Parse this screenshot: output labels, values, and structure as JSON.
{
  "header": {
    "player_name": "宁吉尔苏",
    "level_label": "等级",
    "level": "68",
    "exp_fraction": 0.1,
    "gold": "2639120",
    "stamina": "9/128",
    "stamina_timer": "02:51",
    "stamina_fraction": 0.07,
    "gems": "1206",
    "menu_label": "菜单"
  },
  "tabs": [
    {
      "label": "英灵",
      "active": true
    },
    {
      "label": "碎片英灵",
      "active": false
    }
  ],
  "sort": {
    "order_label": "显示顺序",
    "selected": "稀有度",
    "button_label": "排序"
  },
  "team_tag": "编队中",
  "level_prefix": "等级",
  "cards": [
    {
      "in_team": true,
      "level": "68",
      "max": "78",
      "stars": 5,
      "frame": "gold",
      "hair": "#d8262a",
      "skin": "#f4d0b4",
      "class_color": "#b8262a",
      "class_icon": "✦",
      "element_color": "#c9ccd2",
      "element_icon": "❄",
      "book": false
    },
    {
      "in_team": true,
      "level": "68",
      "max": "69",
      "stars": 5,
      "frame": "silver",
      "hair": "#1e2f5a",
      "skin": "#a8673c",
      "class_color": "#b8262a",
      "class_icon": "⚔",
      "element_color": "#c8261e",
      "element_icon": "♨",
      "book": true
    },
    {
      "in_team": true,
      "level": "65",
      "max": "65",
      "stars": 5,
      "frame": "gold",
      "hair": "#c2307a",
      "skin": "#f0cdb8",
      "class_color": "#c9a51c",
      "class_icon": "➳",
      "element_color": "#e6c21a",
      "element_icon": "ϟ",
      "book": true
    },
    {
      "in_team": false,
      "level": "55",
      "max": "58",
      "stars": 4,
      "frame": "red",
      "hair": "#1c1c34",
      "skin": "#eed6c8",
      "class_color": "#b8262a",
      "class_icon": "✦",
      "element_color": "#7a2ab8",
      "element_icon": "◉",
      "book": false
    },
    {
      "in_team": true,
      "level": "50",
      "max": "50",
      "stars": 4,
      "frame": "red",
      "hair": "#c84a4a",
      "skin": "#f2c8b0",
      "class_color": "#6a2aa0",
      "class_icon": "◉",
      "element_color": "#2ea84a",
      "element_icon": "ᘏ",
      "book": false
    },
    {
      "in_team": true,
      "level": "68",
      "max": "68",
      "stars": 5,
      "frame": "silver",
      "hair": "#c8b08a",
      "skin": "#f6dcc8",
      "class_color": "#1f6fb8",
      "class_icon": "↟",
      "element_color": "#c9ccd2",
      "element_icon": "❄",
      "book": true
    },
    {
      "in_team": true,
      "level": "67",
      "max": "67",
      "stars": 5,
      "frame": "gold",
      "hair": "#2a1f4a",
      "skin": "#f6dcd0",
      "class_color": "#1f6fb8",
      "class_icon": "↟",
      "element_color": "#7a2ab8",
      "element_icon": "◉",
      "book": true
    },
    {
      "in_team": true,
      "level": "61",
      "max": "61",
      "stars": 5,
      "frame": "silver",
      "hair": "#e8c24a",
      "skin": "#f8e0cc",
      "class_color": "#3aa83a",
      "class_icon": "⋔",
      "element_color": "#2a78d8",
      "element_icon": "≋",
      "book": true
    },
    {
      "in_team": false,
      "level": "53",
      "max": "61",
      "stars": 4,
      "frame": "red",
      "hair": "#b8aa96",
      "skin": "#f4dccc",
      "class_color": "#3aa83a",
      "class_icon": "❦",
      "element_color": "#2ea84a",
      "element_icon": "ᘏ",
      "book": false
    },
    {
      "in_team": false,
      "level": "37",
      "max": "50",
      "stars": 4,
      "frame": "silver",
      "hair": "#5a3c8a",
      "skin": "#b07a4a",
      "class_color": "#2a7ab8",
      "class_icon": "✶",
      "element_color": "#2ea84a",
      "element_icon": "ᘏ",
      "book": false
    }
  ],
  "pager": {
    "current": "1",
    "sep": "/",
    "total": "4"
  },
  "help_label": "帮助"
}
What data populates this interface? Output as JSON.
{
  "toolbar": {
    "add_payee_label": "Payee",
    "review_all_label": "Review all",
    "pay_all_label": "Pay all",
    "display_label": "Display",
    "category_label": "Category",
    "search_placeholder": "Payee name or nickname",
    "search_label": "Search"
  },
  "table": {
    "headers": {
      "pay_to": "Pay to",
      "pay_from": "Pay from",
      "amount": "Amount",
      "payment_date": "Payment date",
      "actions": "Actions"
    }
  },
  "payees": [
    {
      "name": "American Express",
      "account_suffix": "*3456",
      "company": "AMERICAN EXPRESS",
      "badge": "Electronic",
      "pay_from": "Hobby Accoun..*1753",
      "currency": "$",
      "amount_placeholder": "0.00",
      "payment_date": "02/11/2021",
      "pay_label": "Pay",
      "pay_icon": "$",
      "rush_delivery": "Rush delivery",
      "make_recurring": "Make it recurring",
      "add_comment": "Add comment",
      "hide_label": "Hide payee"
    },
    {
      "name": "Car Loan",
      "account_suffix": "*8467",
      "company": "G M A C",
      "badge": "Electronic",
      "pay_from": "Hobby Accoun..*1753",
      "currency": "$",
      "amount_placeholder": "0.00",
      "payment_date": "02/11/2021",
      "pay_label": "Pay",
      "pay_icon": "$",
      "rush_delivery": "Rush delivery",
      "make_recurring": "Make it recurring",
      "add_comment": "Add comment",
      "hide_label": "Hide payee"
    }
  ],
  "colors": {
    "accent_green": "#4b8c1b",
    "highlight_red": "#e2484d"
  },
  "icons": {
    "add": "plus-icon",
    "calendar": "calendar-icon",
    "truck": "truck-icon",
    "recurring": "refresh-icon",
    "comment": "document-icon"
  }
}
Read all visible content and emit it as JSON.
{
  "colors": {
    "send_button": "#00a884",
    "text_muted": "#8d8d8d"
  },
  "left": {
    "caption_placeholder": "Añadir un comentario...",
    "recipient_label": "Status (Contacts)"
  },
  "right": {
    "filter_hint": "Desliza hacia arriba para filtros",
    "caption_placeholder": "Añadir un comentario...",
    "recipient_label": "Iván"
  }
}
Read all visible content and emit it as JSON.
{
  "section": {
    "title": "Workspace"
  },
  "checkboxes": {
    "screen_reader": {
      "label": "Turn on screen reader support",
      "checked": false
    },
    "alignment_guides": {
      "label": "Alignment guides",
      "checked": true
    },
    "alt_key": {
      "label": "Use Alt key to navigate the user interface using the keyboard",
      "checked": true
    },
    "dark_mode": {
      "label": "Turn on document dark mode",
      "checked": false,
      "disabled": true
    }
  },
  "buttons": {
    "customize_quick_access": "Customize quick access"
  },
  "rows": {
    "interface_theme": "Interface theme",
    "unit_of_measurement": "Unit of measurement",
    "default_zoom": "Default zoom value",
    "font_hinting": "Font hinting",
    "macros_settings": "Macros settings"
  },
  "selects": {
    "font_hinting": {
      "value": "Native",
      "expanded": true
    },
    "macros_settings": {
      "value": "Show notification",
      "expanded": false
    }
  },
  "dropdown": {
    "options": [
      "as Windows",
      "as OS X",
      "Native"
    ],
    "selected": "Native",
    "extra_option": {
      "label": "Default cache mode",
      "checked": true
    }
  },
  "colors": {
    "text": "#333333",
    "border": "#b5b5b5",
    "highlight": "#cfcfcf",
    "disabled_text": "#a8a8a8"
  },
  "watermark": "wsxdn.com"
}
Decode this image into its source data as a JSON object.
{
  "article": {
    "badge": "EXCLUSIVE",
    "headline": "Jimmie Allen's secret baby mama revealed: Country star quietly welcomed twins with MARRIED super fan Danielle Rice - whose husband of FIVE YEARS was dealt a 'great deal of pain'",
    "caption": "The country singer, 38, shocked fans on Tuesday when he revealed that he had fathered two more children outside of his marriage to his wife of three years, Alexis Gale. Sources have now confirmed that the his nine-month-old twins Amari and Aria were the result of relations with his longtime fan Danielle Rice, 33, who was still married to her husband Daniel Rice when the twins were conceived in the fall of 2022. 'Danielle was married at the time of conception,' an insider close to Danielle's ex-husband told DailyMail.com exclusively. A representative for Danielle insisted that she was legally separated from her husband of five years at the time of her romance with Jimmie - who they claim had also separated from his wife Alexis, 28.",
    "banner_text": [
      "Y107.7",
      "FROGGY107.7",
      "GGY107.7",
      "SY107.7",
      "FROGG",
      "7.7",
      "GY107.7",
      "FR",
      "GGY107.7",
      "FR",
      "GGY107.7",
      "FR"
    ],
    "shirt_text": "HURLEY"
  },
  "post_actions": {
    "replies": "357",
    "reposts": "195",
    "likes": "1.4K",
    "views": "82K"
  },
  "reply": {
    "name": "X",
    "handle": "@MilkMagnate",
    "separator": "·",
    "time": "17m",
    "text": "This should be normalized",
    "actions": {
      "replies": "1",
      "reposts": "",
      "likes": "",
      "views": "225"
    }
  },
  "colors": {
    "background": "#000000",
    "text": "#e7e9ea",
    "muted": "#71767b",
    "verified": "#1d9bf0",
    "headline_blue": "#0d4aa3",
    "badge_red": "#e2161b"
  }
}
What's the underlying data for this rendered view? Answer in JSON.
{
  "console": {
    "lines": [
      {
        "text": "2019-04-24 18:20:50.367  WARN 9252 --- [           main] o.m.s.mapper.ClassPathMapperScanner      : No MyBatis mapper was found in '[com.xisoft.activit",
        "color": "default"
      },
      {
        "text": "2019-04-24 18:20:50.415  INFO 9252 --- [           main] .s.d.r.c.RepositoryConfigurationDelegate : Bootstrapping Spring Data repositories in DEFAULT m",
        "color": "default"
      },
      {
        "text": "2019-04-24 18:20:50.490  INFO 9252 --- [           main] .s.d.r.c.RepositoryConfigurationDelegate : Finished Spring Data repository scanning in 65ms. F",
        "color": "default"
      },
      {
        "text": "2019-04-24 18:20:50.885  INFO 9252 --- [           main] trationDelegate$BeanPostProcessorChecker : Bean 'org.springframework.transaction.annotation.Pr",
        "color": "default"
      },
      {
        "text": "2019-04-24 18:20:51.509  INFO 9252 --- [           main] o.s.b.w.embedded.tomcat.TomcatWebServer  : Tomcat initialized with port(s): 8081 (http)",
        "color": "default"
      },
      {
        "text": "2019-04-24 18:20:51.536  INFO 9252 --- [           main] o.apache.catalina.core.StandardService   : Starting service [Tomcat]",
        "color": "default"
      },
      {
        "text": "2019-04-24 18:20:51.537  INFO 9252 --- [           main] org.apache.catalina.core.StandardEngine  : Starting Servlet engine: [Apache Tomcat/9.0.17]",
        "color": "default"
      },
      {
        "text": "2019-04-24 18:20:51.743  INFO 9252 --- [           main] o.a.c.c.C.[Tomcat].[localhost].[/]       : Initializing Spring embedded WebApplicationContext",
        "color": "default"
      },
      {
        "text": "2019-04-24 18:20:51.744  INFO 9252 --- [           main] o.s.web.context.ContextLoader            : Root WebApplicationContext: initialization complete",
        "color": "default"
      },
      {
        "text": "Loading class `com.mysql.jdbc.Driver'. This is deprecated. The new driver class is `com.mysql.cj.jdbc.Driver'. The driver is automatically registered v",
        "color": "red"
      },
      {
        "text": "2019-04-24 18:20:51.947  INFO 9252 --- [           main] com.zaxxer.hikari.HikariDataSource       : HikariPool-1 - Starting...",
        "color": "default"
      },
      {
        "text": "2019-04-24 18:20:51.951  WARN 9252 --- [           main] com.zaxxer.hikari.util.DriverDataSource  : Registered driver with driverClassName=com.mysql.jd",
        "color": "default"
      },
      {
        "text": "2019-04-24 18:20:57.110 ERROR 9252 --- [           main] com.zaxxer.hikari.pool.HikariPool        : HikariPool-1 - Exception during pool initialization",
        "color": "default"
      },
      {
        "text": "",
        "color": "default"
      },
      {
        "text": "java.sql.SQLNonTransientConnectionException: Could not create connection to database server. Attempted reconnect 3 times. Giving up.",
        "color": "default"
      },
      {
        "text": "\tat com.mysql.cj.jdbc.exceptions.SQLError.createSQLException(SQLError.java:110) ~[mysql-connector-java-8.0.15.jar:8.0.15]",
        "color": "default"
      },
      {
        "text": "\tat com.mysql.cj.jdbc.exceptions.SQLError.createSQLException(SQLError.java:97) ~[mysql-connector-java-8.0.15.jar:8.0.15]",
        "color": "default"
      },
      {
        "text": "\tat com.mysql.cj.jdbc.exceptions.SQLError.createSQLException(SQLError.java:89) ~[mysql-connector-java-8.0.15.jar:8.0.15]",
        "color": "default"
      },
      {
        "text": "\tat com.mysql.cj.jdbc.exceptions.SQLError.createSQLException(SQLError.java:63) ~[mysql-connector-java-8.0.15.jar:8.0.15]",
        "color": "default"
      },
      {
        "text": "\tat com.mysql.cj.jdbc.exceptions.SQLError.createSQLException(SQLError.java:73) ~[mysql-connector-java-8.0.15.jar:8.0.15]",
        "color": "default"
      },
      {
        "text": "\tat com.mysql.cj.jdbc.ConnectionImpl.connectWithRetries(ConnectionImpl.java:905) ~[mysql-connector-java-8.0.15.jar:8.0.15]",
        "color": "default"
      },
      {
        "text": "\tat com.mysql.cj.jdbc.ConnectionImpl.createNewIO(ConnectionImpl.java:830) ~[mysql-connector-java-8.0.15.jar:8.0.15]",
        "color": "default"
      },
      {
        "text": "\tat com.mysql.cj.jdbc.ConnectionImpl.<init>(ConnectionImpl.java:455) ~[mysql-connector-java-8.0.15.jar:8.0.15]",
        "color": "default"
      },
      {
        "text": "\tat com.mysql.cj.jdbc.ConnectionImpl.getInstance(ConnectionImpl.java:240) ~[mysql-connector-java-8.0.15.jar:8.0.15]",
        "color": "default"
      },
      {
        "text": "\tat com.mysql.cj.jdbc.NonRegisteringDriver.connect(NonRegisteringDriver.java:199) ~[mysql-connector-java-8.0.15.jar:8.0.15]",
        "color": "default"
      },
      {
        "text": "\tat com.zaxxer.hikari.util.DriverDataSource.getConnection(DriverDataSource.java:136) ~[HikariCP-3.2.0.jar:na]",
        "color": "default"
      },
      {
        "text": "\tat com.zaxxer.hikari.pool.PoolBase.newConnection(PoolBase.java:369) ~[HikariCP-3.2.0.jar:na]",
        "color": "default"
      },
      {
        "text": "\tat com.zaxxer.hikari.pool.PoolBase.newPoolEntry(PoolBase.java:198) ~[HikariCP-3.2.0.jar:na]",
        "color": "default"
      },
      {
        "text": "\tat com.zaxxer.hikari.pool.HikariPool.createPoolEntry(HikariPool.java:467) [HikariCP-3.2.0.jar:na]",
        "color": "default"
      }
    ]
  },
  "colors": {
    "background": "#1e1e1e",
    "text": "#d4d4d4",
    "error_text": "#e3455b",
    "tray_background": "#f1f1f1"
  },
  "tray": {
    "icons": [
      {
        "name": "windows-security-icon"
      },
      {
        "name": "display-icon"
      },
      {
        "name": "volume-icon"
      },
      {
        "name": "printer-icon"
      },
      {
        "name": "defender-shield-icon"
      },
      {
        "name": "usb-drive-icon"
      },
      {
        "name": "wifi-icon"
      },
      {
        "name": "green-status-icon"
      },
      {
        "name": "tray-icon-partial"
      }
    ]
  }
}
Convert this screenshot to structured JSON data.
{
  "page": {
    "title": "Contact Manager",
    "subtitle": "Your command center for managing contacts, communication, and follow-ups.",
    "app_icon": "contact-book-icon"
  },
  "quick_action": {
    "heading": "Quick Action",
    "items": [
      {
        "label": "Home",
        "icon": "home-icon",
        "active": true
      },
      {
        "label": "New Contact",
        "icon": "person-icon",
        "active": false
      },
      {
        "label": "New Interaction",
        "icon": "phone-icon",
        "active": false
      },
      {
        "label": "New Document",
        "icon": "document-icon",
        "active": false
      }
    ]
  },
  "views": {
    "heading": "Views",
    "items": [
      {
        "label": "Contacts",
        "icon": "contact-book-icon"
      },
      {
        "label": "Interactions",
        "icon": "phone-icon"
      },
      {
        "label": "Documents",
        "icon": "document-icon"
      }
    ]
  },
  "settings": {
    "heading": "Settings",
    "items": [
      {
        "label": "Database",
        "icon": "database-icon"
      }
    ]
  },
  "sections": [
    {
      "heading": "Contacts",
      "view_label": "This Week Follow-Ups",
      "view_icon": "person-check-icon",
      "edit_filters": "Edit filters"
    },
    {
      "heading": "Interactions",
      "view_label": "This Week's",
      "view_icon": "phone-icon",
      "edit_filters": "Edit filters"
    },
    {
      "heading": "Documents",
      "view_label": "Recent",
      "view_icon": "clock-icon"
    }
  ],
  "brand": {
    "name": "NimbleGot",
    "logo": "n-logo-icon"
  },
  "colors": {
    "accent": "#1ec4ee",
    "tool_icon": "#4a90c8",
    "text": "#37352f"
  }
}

+ + +

Goal of the exercise
Which lines of the data include "skin"? Copy each of them.

The completed task
      "skin": "#f4d0b4",
      "skin": "#a8673c",
      "skin": "#f0cdb8",
      "skin": "#eed6c8",
      "skin": "#f2c8b0",
      "skin": "#f6dcc8",
      "skin": "#f6dcd0",
      "skin": "#f8e0cc",
      "skin": "#f4dccc",
      "skin": "#b07a4a",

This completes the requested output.